■ Available data
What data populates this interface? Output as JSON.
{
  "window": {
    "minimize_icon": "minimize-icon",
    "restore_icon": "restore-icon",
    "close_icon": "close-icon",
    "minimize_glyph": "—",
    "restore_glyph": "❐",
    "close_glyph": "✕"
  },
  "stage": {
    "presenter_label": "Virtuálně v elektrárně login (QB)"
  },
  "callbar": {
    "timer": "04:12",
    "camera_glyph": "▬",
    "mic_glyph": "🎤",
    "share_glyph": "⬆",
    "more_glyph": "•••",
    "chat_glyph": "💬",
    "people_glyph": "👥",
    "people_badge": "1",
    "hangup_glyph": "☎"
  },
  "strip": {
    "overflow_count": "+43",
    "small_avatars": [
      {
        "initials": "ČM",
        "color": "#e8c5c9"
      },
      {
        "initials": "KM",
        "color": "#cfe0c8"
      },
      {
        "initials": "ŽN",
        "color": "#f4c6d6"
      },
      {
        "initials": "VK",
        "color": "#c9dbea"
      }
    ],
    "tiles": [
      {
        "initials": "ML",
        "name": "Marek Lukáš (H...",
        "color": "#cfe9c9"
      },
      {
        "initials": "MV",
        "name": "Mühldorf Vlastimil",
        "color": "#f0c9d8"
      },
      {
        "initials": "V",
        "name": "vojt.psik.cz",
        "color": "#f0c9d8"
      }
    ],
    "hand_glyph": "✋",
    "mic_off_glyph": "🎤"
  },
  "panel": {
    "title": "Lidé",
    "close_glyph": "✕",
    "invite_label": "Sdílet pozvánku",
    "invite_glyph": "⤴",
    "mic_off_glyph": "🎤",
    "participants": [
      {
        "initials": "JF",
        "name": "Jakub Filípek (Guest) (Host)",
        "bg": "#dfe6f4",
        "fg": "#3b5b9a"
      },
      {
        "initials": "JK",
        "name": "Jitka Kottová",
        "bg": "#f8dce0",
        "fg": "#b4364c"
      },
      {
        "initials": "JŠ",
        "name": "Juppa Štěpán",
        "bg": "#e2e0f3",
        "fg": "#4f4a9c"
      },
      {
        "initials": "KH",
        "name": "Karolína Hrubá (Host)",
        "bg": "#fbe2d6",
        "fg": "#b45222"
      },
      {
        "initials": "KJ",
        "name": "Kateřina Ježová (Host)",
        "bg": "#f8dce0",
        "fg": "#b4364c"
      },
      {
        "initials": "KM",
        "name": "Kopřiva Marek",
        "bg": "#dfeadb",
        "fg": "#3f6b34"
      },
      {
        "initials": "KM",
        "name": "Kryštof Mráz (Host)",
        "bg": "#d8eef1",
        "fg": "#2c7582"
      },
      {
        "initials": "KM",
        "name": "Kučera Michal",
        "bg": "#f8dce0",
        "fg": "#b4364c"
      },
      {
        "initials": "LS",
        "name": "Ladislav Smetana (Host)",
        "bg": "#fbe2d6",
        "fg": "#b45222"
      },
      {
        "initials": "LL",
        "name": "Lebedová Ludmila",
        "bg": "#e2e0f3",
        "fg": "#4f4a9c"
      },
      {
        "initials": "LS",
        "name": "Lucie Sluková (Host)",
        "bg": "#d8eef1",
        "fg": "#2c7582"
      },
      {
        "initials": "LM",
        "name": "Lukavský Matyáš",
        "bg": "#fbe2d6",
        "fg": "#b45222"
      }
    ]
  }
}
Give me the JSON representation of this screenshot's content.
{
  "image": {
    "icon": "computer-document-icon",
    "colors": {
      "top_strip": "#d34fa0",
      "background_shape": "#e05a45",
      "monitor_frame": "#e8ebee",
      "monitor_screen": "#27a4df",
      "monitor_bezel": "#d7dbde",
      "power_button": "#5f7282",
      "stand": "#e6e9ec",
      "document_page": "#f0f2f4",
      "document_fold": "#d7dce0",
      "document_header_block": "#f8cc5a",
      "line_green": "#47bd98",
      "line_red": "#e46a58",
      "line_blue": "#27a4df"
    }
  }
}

■ Task prompt
Repeat word for word each line from the one with "Give me the" to the end of the records above, inclusive.

■ Solution to this problem
Give me the JSON representation of this screenshot's content.
{
  "image": {
    "icon": "computer-document-icon",
    "colors": {
      "top_strip": "#d34fa0",
      "background_shape": "#e05a45",
      "monitor_frame": "#e8ebee",
      "monitor_screen": "#27a4df",
      "monitor_bezel": "#d7dbde",
      "power_button": "#5f7282",
      "stand": "#e6e9ec",
      "document_page": "#f0f2f4",
      "document_fold": "#d7dce0",
      "document_header_block": "#f8cc5a",
      "line_green": "#47bd98",
      "line_red": "#e46a58",
      "line_blue": "#27a4df"
    }
  }
}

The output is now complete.